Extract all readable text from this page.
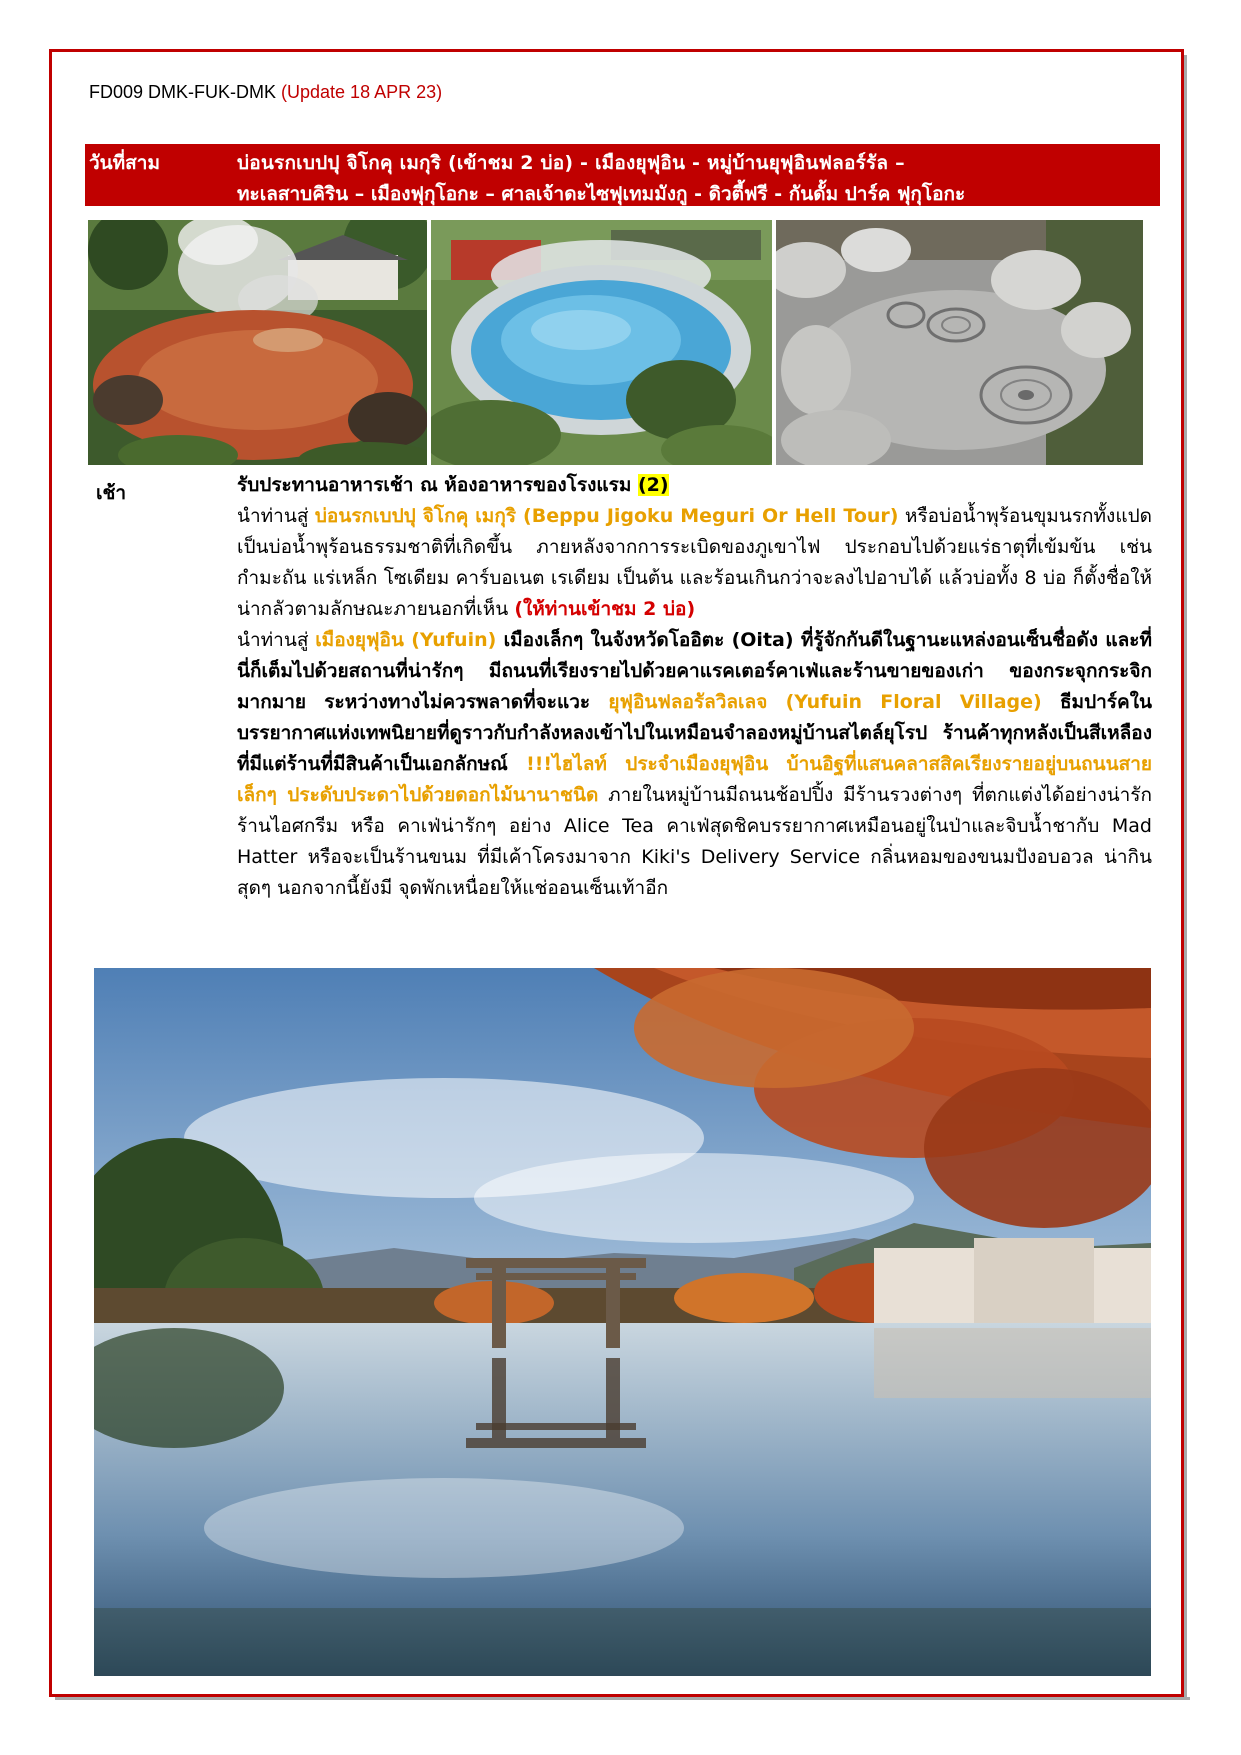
FD009 DMK-FUK-DMK (Update 18 APR 23)
วันที่สาม	บ่อนรกเบปปุ จิโกคุ เมกุริ (เข้าชม 2 บ่อ) - เมืองยุฟุอิน - หมู่บ้านยุฟุอินฟลอร์รัล –
ทะเลสาบคิริน – เมืองฟุกุโอกะ – ศาลเจ้าดะไซฟุเทมมังกู - ดิวตี้ฟรี - กันดั้ม ปาร์ค ฟุกุโอกะ
เช้า	รับประทานอาหารเช้า ณ ห้องอาหารของโรงแรม (2)

นำท่านสู่ บ่อนรกเบปปุ จิโกคุ เมกุริ (Beppu Jigoku Meguri Or Hell Tour) หรือบ่อน้ำพุร้อนขุมนรกทั้งแปด เป็นบ่อน้ำพุร้อนธรรมชาติที่เกิดขึ้น ภายหลังจากการระเบิดของภูเขาไฟ ประกอบไปด้วยแร่ธาตุที่เข้มข้น เช่น กำมะถัน แร่เหล็ก โซเดียม คาร์บอเนต เรเดียม เป็นต้น และร้อนเกินกว่าจะลงไปอาบได้ แล้วบ่อทั้ง 8 บ่อ ก็ตั้งชื่อให้น่ากลัวตามลักษณะภายนอกที่เห็น (ให้ท่านเข้าชม 2 บ่อ)

นำท่านสู่ เมืองยุฟุอิน (Yufuin) เมืองเล็กๆ ในจังหวัดโออิตะ (Oita) ที่รู้จักกันดีในฐานะแหล่งอนเซ็นชื่อดัง และที่นี่ก็เต็มไปด้วยสถานที่น่ารักๆ มีถนนที่เรียงรายไปด้วยคาแรคเตอร์คาเฟ่และร้านขายของเก่า ของกระจุกกระจิกมากมาย ระหว่างทางไม่ควรพลาดที่จะแวะ ยุฟุอินฟลอรัลวิลเลจ (Yufuin Floral Village) ธีมปาร์คในบรรยากาศแห่งเทพนิยายที่ดูราวกับกำลังหลงเข้าไปในเหมือนจำลองหมู่บ้านสไตล์ยุโรป ร้านค้าทุกหลังเป็นสีเหลืองที่มีแต่ร้านที่มีสินค้าเป็นเอกลักษณ์ !!!ไฮไลท์ ประจำเมืองยุฟุอิน บ้านอิฐที่แสนคลาสสิคเรียงรายอยู่บนถนนสายเล็กๆ ประดับประดาไปด้วยดอกไม้นานาชนิด ภายในหมู่บ้านมีถนนช้อปปิ้ง มีร้านรวงต่างๆ ที่ตกแต่งได้อย่างน่ารัก ร้านไอศกรีม หรือ คาเฟ่น่ารักๆ อย่าง Alice Tea คาเฟ่สุดชิคบรรยากาศเหมือนอยู่ในป่าและจิบน้ำชากับ Mad Hatter หรือจะเป็นร้านขนม ที่มีเค้าโครงมาจาก Kiki's Delivery Service กลิ่นหอมของขนมปังอบอวล น่ากินสุดๆ นอกจากนี้ยังมี จุดพักเหนื่อยให้แช่ออนเซ็นเท้าอีก
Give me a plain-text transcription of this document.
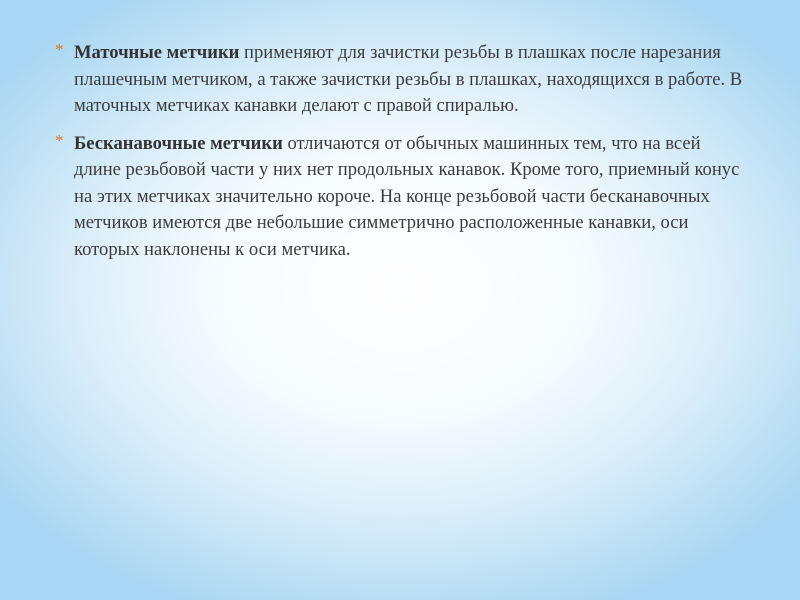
* Маточные метчики применяют для зачистки резьбы в плашках после нарезания плашечным метчиком, а также зачистки резьбы в плашках, находящихся в работе. В маточных метчиках канавки делают с правой спиралью.
* Бесканавочные метчики отличаются от обычных машинных тем, что на всей длине резьбовой части у них нет продольных канавок. Кроме того, приемный конус на этих метчиках значительно короче. На конце резьбовой части бесканавочных метчиков имеются две небольшие симметрично расположенные канавки, оси которых наклонены к оси метчика.
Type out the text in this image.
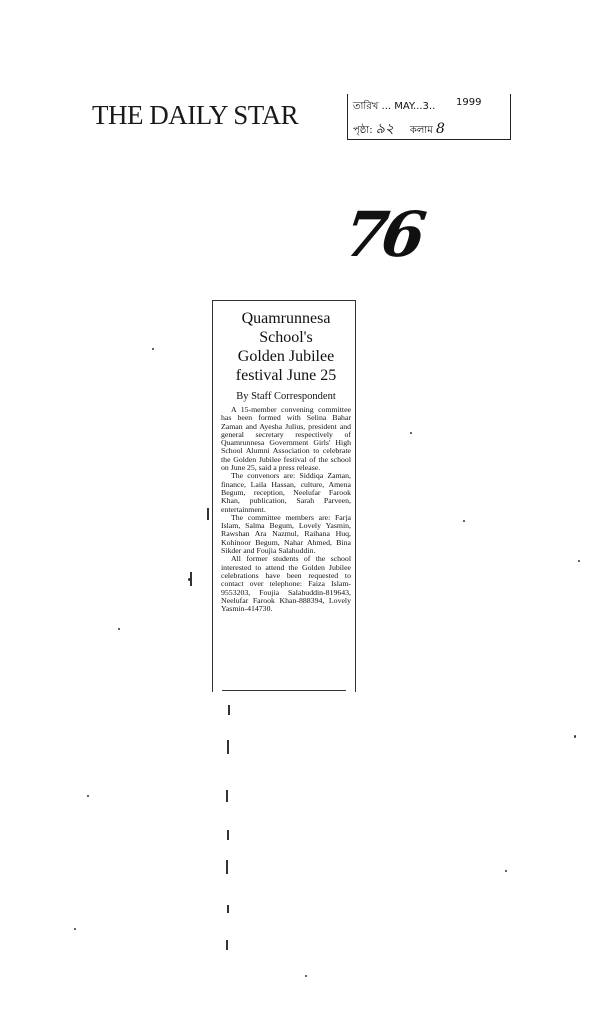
THE DAILY STAR	তারিখ ... MAY...3.. 1999
পৃষ্ঠা: ৯২ কলাম 8
76
Quamrunnesa
School's
Golden Jubilee
festival June 25
By Staff Correspondent

A 15-member convening committee has been formed with Selina Bahar Zaman and Ayesha Julius, president and general secretary respectively of Quamrunnesa Government Girls' High School Alumni Association to celebrate the Golden Jubilee festival of the school on June 25, said a press release.

The convenors are: Siddiqa Zaman, finance, Laila Hassan, culture, Amena Begum, reception, Neelufar Farook Khan, publication, Sarah Parveen, entertainment.

The committee members are: Farja Islam, Salma Begum, Lovely Yasmin, Rawshan Ara Nazmul, Raihana Huq, Kohinoor Begum, Nahar Ahmed, Bina Sikder and Foujia Salahuddin.

All former students of the school interested to attend the Golden Jubilee celebrations have been requested to contact over telephone: Faiza Islam-9553203, Foujia Salahuddin-819643, Neelufar Farook Khan-888394, Lovely Yasmin-414730.
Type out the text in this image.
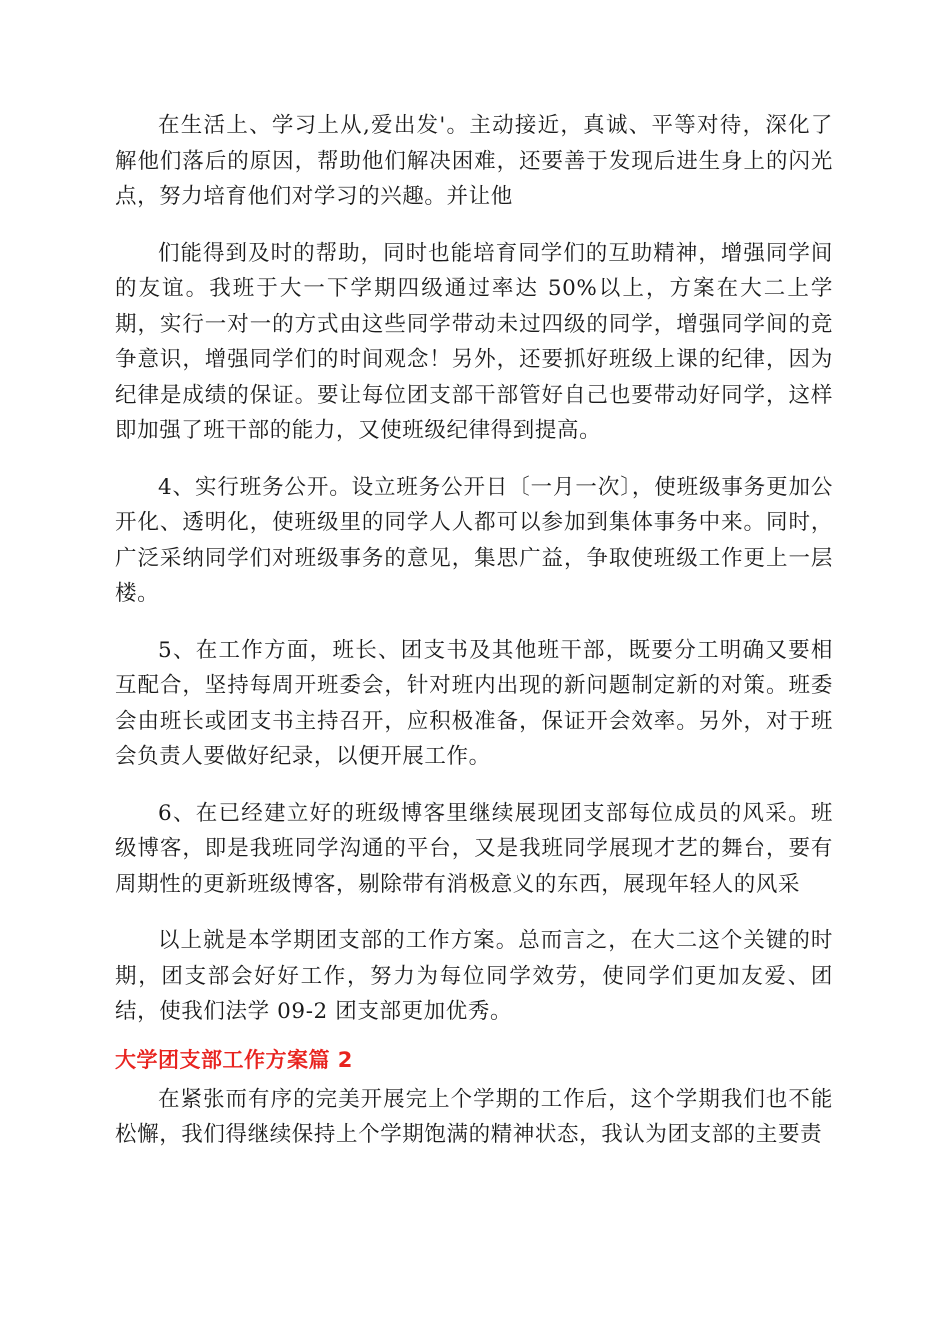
在生活上、学习上从,爱出发'。主动接近，真诚、平等对待，深化了解他们落后的原因，帮助他们解决困难，还要善于发现后进生身上的闪光点，努力培育他们对学习的兴趣。并让他

们能得到及时的帮助，同时也能培育同学们的互助精神，增强同学间的友谊。我班于大一下学期四级通过率达 50%以上，方案在大二上学期，实行一对一的方式由这些同学带动未过四级的同学，增强同学间的竞争意识，增强同学们的时间观念！另外，还要抓好班级上课的纪律，因为纪律是成绩的保证。要让每位团支部干部管好自己也要带动好同学，这样即加强了班干部的能力，又使班级纪律得到提高。

4、实行班务公开。设立班务公开日〔一月一次〕，使班级事务更加公开化、透明化，使班级里的同学人人都可以参加到集体事务中来。同时，广泛采纳同学们对班级事务的意见，集思广益，争取使班级工作更上一层楼。

5、在工作方面，班长、团支书及其他班干部，既要分工明确又要相互配合，坚持每周开班委会，针对班内出现的新问题制定新的对策。班委会由班长或团支书主持召开，应积极准备，保证开会效率。另外，对于班会负责人要做好纪录，以便开展工作。

6、在已经建立好的班级博客里继续展现团支部每位成员的风采。班级博客，即是我班同学沟通的平台，又是我班同学展现才艺的舞台，要有周期性的更新班级博客，剔除带有消极意义的东西，展现年轻人的风采

以上就是本学期团支部的工作方案。总而言之，在大二这个关键的时期，团支部会好好工作，努力为每位同学效劳，使同学们更加友爱、团结，使我们法学 09-2 团支部更加优秀。

大学团支部工作方案篇 2

在紧张而有序的完美开展完上个学期的工作后，这个学期我们也不能松懈，我们得继续保持上个学期饱满的精神状态，我认为团支部的主要责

• [Exercise task]:
In the listing, find each line with the string "канавки" and copy it.

• [Written solution]:
* Маточные метчики применяют для зачистки резьбы в плашках после нарезания плашечным метчиком, а также зачистки резьбы в плашках, находящихся в работе. В маточных метчиках канавки делают с правой спиралью.
* Бесканавочные метчики отличаются от обычных машинных тем, что на всей длине резьбовой части у них нет продольных канавок. Кроме того, приемный конус на этих метчиках значительно короче. На конце резьбовой части бесканавочных метчиков имеются две небольшие симметрично расположенные канавки, оси которых наклонены к оси метчика.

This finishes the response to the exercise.